James Price is currently completing a PhD degree at the Department of Computer Science, University of Bristol.

When developing programs that utilise GPU compute via OpenCL, we can’t use our traditional CPU development tools. This can make debugging complex OpenCL kernels challenging. As part of my PhD, funded by Imagination Technologies, I’ve developed an OpenCL device simulator called Oclgrind, which enables a raft of tools that can make debugging OpenCL kernels a much simpler task.

Overview

At its core, Oclgrind simulates how an OpenCL device executes a kernel. It does this in a manner which is independent from any specific architecture, which enables it to uncover many portability issues that arise during OpenCL development. By exposing a simple plugin interface, Oclgrind enables the creation of a wide variety of tools that can be used to analyse or debug OpenCL kernels.

· · ·

### TASK SET
a: Transcribe the part of the Oclgrind text that begins at the words "James Price is" and stops after "debug OpenCL kernels.".
b: Pick up the Oclgrind text after its final sentence and carry it forward.
The items aren't needed for any of this work.

· · ·

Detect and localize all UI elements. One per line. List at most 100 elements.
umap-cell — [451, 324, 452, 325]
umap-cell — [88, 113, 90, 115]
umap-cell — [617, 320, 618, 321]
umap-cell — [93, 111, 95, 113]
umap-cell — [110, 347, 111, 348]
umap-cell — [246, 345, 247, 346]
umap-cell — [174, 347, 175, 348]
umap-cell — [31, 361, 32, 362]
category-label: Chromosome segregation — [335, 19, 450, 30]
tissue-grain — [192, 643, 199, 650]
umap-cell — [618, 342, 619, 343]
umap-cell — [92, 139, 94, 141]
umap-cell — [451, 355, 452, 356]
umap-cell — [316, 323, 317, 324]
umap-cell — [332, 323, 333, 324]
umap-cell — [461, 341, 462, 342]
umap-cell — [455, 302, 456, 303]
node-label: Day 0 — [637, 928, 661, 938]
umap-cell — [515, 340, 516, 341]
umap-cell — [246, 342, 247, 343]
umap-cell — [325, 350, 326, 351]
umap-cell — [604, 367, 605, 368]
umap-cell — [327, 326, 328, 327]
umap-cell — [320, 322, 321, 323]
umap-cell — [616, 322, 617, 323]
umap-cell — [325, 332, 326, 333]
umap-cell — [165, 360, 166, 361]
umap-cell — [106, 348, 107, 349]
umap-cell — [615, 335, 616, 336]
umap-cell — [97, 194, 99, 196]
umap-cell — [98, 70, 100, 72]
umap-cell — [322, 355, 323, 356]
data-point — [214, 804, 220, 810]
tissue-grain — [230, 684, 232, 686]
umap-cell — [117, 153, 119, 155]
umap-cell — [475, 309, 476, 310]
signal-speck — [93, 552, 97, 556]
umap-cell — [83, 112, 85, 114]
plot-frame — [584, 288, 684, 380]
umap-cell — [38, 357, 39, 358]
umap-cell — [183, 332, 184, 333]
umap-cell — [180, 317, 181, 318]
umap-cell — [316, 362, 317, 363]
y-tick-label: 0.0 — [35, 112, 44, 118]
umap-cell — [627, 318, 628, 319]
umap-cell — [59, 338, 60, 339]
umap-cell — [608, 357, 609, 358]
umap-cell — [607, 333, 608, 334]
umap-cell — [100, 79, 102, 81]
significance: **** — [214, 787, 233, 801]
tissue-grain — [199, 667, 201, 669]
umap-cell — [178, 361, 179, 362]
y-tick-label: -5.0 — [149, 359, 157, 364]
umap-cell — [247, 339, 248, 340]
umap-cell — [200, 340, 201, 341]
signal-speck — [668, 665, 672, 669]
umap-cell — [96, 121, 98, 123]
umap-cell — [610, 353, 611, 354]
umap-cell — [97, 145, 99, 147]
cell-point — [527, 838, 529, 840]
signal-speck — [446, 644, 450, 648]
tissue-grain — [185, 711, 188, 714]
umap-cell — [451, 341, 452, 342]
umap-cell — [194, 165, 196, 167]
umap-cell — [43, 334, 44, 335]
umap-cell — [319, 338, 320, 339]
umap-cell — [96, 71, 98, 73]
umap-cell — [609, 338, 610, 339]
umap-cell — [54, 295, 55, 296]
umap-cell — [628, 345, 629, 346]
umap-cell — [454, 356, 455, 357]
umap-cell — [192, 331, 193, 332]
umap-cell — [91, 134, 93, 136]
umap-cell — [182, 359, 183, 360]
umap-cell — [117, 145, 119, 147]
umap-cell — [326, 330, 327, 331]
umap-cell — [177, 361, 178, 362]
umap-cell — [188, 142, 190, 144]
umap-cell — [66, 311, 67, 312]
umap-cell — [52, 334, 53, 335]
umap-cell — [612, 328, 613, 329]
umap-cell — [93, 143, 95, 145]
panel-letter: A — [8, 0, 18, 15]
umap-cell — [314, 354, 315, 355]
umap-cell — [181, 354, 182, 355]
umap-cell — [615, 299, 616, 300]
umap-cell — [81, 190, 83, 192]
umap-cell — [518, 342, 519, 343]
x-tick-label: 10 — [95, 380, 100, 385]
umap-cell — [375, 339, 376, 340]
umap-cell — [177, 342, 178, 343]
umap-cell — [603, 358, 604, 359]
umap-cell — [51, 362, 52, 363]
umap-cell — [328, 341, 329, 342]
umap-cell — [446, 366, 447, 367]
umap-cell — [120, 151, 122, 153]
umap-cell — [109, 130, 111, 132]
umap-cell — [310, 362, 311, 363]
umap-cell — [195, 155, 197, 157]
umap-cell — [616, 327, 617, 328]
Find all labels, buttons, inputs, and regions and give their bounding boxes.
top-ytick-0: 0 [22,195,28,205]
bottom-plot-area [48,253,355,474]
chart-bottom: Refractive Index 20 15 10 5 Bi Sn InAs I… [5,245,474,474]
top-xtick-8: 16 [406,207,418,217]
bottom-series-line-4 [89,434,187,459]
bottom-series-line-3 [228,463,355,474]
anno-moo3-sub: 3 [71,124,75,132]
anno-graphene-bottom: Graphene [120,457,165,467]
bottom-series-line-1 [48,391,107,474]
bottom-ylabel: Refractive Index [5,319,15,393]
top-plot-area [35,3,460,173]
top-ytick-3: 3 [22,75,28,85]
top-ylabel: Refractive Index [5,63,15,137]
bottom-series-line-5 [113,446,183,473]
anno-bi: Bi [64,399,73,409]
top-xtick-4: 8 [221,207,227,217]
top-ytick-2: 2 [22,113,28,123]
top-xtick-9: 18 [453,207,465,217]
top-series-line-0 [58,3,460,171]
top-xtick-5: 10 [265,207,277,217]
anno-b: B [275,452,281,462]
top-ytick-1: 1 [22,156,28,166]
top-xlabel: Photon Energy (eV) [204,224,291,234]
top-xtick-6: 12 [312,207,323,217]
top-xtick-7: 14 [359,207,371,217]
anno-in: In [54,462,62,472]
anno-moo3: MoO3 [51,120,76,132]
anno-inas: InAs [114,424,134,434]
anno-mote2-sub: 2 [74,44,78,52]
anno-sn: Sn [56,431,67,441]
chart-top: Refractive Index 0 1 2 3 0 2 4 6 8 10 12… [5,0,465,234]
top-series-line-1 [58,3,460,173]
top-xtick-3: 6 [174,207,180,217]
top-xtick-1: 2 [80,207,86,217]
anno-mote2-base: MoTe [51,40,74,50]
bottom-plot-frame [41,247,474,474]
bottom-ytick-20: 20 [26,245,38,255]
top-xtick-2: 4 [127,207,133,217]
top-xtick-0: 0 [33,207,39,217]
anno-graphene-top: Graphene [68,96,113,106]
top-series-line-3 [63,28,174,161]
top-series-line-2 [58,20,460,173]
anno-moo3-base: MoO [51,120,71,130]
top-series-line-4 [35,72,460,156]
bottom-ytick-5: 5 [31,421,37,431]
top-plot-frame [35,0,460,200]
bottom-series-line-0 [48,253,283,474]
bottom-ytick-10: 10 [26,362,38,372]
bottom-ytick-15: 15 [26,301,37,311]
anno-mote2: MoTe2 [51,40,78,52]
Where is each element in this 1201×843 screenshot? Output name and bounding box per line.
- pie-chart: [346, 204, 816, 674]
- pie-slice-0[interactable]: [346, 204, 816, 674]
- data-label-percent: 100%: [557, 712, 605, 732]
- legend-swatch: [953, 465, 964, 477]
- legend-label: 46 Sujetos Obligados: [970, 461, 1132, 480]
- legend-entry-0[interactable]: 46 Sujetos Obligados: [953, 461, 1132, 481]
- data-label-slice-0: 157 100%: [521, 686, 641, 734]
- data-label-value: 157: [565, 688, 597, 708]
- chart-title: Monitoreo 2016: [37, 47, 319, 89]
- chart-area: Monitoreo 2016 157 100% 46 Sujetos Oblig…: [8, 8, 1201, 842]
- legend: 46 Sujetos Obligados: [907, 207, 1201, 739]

· · ·

### SET OF ANSWERS
a:
James Price is currently completing a PhD degree at the Department of Computer Science, University of Bristol.

When developing programs that utilise GPU compute via OpenCL, we can’t use our traditional CPU development tools. This can make debugging complex OpenCL kernels challenging. As part of my PhD, funded by Imagination Technologies, I’ve developed an OpenCL device simulator called Oclgrind, which enables a raft of tools that can make debugging OpenCL kernels a much simpler task.

Overview

At its core, Oclgrind simulates how an OpenCL device executes a kernel. It does this in a manner which is independent from any specific architecture, which enables it to uncover many portability issues that arise during OpenCL development. By exposing a simple plugin interface, Oclgrind enables the creation of a wide variety of tools that can be used to analyse or debug OpenCL kernels.

b:
Using Oclgrind is straightforward, as it implements the full OpenCL 1.2 runtime API. This means that existing OpenCL programs can be simulated without requiring modifications. An alternative interface for simulating specific kernels in isolation is also provided.

Detecting invalid memory accesses

Accessing memory locations that have not been properly allocated is a common problem that can cause headaches for developers using GPU compute. This varies between different platforms, but many GPUs don’t have the capability to detect these errors at the hardware level and can’t produce meaningful feedback about what went wrong.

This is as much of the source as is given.